**WHAT YOU ARE ASKED TO DO:**
Can you copy every line of the items below word for word, leaving out the pictures?

-- Start DATASET ROWS --

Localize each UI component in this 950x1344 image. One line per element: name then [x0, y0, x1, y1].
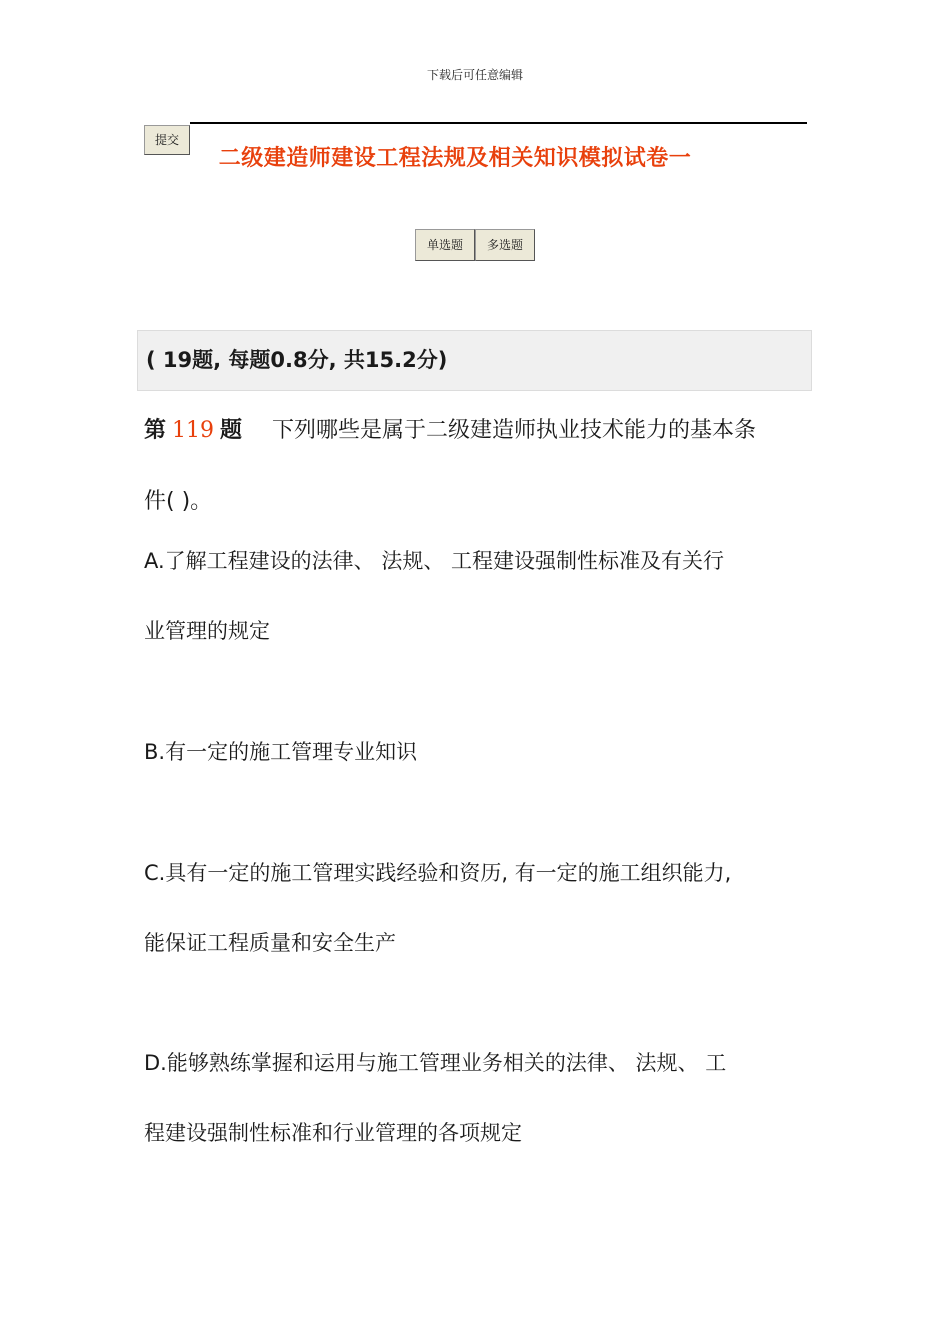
submit-button[interactable]: 提交: [144, 125, 190, 155]
option-c-line2[interactable]: 能保证工程质量和安全生产: [144, 931, 396, 955]
question-header: [144, 413, 756, 444]
question-number: 119: [172, 418, 215, 443]
question-suffix: 题: [220, 418, 243, 443]
question-text-line1: 下列哪些是属于二级建造师执业技术能力的基本条: [272, 418, 757, 443]
option-b-line1[interactable]: B.有一定的施工管理专业知识: [144, 740, 418, 764]
title-divider: [190, 122, 807, 124]
tab-single-choice[interactable]: 单选题: [415, 229, 475, 261]
exam-title-text: 二级建造师建设工程法规及相关知识模拟试卷一: [218, 146, 692, 171]
option-d-line2[interactable]: 程建设强制性标准和行业管理的各项规定: [144, 1121, 522, 1145]
option-a-line1[interactable]: A.了解工程建设的法律、 法规、 工程建设强制性标准及有关行: [144, 549, 725, 573]
exam-title: [0, 141, 910, 172]
question-prefix: 第: [144, 418, 167, 443]
section-score-info: ( 19题, 每题0.8分, 共15.2分): [137, 330, 812, 391]
option-c-line1[interactable]: C.具有一定的施工管理实践经验和资历, 有一定的施工组织能力,: [144, 861, 732, 885]
question-text-line2: 件( )。: [144, 489, 213, 514]
question-type-tabs: [415, 229, 535, 261]
header-note: 下载后可任意编辑: [426, 68, 523, 82]
option-a-line2[interactable]: 业管理的规定: [144, 619, 270, 643]
tab-multiple-choice[interactable]: 多选题: [475, 229, 535, 261]
option-d-line1[interactable]: D.能够熟练掌握和运用与施工管理业务相关的法律、 法规、 工: [144, 1051, 727, 1075]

-- End DATASET ROWS --

**RESULT OF THE EXERCISE:**
Localize each UI component in this 950x1344 image. One line per element: name then [x0, y0, x1, y1].
submit-button[interactable]: 提交: [144, 125, 190, 155]
option-c-line2[interactable]: 能保证工程质量和安全生产: [144, 931, 396, 955]
question-header: [144, 413, 756, 444]
question-number: 119: [172, 418, 215, 443]
question-suffix: 题: [220, 418, 243, 443]
question-text-line1: 下列哪些是属于二级建造师执业技术能力的基本条: [272, 418, 757, 443]
option-b-line1[interactable]: B.有一定的施工管理专业知识: [144, 740, 418, 764]
title-divider: [190, 122, 807, 124]
tab-single-choice[interactable]: 单选题: [415, 229, 475, 261]
exam-title-text: 二级建造师建设工程法规及相关知识模拟试卷一: [218, 146, 692, 171]
option-d-line2[interactable]: 程建设强制性标准和行业管理的各项规定: [144, 1121, 522, 1145]
option-a-line1[interactable]: A.了解工程建设的法律、 法规、 工程建设强制性标准及有关行: [144, 549, 725, 573]
exam-title: [0, 141, 910, 172]
question-prefix: 第: [144, 418, 167, 443]
section-score-info: ( 19题, 每题0.8分, 共15.2分): [137, 330, 812, 391]
option-c-line1[interactable]: C.具有一定的施工管理实践经验和资历, 有一定的施工组织能力,: [144, 861, 732, 885]
question-text-line2: 件( )。: [144, 489, 213, 514]
question-type-tabs: [415, 229, 535, 261]
header-note: 下载后可任意编辑: [426, 68, 523, 82]
option-a-line2[interactable]: 业管理的规定: [144, 619, 270, 643]
tab-multiple-choice[interactable]: 多选题: [475, 229, 535, 261]
option-d-line1[interactable]: D.能够熟练掌握和运用与施工管理业务相关的法律、 法规、 工: [144, 1051, 727, 1075]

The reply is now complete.